(Data to process)
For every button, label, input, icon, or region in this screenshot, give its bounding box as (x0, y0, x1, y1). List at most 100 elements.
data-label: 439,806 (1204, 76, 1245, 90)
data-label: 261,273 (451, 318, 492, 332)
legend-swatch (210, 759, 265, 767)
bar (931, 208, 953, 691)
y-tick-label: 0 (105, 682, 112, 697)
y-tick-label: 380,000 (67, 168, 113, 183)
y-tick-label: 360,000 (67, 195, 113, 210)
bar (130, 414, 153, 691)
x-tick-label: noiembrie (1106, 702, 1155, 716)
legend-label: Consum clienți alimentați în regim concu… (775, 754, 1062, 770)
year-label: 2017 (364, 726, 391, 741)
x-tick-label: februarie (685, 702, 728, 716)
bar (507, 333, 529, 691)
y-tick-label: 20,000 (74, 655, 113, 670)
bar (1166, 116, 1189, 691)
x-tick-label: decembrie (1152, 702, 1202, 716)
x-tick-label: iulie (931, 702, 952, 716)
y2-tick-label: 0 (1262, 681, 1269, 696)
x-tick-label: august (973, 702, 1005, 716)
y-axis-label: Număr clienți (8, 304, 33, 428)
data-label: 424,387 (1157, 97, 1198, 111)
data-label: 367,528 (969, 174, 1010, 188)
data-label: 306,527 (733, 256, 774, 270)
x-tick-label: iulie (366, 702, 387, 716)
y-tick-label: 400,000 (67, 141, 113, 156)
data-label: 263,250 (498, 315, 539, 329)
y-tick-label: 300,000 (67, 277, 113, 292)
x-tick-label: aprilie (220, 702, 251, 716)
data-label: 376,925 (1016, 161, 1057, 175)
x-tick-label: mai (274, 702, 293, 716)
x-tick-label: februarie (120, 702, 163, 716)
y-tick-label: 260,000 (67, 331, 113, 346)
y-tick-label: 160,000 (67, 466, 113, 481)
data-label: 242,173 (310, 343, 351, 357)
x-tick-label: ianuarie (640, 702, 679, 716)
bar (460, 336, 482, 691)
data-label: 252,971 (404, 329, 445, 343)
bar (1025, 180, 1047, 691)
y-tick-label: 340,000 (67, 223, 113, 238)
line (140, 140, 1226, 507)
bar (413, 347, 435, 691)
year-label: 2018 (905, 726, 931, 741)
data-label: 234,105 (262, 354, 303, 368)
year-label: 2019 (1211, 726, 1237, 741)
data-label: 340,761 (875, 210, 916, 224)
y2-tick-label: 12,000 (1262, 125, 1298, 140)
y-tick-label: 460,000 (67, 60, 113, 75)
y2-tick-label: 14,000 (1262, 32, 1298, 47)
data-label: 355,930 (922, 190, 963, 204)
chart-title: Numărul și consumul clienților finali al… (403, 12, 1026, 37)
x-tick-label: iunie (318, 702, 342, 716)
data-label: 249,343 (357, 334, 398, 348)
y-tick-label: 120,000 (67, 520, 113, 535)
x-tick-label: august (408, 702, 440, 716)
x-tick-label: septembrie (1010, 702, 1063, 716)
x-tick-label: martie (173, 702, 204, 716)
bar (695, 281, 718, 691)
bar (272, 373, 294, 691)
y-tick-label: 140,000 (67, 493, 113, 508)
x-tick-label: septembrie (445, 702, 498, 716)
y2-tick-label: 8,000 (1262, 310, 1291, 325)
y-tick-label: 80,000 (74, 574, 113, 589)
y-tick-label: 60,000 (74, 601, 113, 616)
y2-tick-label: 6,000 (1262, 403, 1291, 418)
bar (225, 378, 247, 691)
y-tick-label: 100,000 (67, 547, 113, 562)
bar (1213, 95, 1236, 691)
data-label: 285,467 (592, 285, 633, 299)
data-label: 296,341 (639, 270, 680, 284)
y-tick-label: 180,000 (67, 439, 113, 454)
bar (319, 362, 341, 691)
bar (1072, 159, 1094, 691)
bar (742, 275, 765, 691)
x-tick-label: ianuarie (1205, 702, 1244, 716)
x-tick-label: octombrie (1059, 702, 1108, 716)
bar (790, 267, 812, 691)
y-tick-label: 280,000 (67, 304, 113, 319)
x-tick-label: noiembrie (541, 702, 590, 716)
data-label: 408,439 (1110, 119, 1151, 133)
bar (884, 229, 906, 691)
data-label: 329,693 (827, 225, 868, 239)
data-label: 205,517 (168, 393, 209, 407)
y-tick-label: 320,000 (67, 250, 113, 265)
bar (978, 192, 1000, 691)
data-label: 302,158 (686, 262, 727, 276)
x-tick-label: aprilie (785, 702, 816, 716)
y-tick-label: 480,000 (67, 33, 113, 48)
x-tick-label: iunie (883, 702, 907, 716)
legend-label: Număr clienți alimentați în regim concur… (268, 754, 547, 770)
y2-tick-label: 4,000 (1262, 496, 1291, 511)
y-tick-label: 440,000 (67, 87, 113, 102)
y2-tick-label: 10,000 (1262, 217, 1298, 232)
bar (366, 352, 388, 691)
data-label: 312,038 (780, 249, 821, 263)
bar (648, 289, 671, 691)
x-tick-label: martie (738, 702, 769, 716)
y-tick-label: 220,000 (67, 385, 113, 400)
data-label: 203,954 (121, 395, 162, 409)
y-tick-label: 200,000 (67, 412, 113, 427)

(Exercise) Copy out all of the material above line by line, keeping every character unchanged.

(Written solution)
For every button, label, input, icon, or region in this screenshot, give its bounding box as (x0, y0, x1, y1). List at most 100 elements.
data-label: 439,806 (1204, 76, 1245, 90)
data-label: 261,273 (451, 318, 492, 332)
legend-swatch (210, 759, 265, 767)
bar (931, 208, 953, 691)
y-tick-label: 0 (105, 682, 112, 697)
y-tick-label: 380,000 (67, 168, 113, 183)
y-tick-label: 360,000 (67, 195, 113, 210)
bar (130, 414, 153, 691)
x-tick-label: noiembrie (1106, 702, 1155, 716)
legend-label: Consum clienți alimentați în regim concu… (775, 754, 1062, 770)
year-label: 2017 (364, 726, 391, 741)
x-tick-label: februarie (685, 702, 728, 716)
bar (507, 333, 529, 691)
y-tick-label: 20,000 (74, 655, 113, 670)
bar (1166, 116, 1189, 691)
x-tick-label: decembrie (1152, 702, 1202, 716)
x-tick-label: iulie (931, 702, 952, 716)
y2-tick-label: 0 (1262, 681, 1269, 696)
x-tick-label: august (973, 702, 1005, 716)
y-axis-label: Număr clienți (8, 304, 33, 428)
data-label: 424,387 (1157, 97, 1198, 111)
data-label: 367,528 (969, 174, 1010, 188)
data-label: 306,527 (733, 256, 774, 270)
x-tick-label: iulie (366, 702, 387, 716)
y-tick-label: 400,000 (67, 141, 113, 156)
data-label: 263,250 (498, 315, 539, 329)
y-tick-label: 300,000 (67, 277, 113, 292)
x-tick-label: aprilie (220, 702, 251, 716)
data-label: 376,925 (1016, 161, 1057, 175)
x-tick-label: mai (274, 702, 293, 716)
x-tick-label: februarie (120, 702, 163, 716)
y-tick-label: 260,000 (67, 331, 113, 346)
y-tick-label: 160,000 (67, 466, 113, 481)
data-label: 242,173 (310, 343, 351, 357)
x-tick-label: ianuarie (640, 702, 679, 716)
bar (460, 336, 482, 691)
data-label: 252,971 (404, 329, 445, 343)
bar (1025, 180, 1047, 691)
y-tick-label: 340,000 (67, 223, 113, 238)
line (140, 140, 1226, 507)
bar (413, 347, 435, 691)
year-label: 2018 (905, 726, 931, 741)
data-label: 234,105 (262, 354, 303, 368)
year-label: 2019 (1211, 726, 1237, 741)
data-label: 340,761 (875, 210, 916, 224)
y2-tick-label: 12,000 (1262, 125, 1298, 140)
y-tick-label: 460,000 (67, 60, 113, 75)
y2-tick-label: 14,000 (1262, 32, 1298, 47)
data-label: 355,930 (922, 190, 963, 204)
chart-title: Numărul și consumul clienților finali al… (403, 12, 1026, 37)
x-tick-label: iunie (318, 702, 342, 716)
data-label: 249,343 (357, 334, 398, 348)
y-tick-label: 120,000 (67, 520, 113, 535)
x-tick-label: august (408, 702, 440, 716)
x-tick-label: septembrie (1010, 702, 1063, 716)
x-tick-label: martie (173, 702, 204, 716)
bar (695, 281, 718, 691)
bar (272, 373, 294, 691)
y-tick-label: 140,000 (67, 493, 113, 508)
x-tick-label: septembrie (445, 702, 498, 716)
y2-tick-label: 8,000 (1262, 310, 1291, 325)
y-tick-label: 80,000 (74, 574, 113, 589)
y-tick-label: 60,000 (74, 601, 113, 616)
y2-tick-label: 6,000 (1262, 403, 1291, 418)
bar (225, 378, 247, 691)
y-tick-label: 100,000 (67, 547, 113, 562)
bar (1213, 95, 1236, 691)
data-label: 285,467 (592, 285, 633, 299)
data-label: 296,341 (639, 270, 680, 284)
y-tick-label: 180,000 (67, 439, 113, 454)
bar (319, 362, 341, 691)
bar (1072, 159, 1094, 691)
bar (742, 275, 765, 691)
x-tick-label: ianuarie (1205, 702, 1244, 716)
x-tick-label: octombrie (1059, 702, 1108, 716)
bar (790, 267, 812, 691)
y-tick-label: 280,000 (67, 304, 113, 319)
x-tick-label: noiembrie (541, 702, 590, 716)
data-label: 408,439 (1110, 119, 1151, 133)
bar (884, 229, 906, 691)
data-label: 329,693 (827, 225, 868, 239)
data-label: 205,517 (168, 393, 209, 407)
y-tick-label: 320,000 (67, 250, 113, 265)
bar (978, 192, 1000, 691)
data-label: 302,158 (686, 262, 727, 276)
x-tick-label: aprilie (785, 702, 816, 716)
y-tick-label: 480,000 (67, 33, 113, 48)
x-tick-label: iunie (883, 702, 907, 716)
legend-label: Număr clienți alimentați în regim concur… (268, 754, 547, 770)
y2-tick-label: 4,000 (1262, 496, 1291, 511)
y-tick-label: 440,000 (67, 87, 113, 102)
y2-tick-label: 10,000 (1262, 217, 1298, 232)
bar (366, 352, 388, 691)
data-label: 312,038 (780, 249, 821, 263)
bar (648, 289, 671, 691)
x-tick-label: martie (738, 702, 769, 716)
y-tick-label: 220,000 (67, 385, 113, 400)
data-label: 203,954 (121, 395, 162, 409)
y-tick-label: 200,000 (67, 412, 113, 427)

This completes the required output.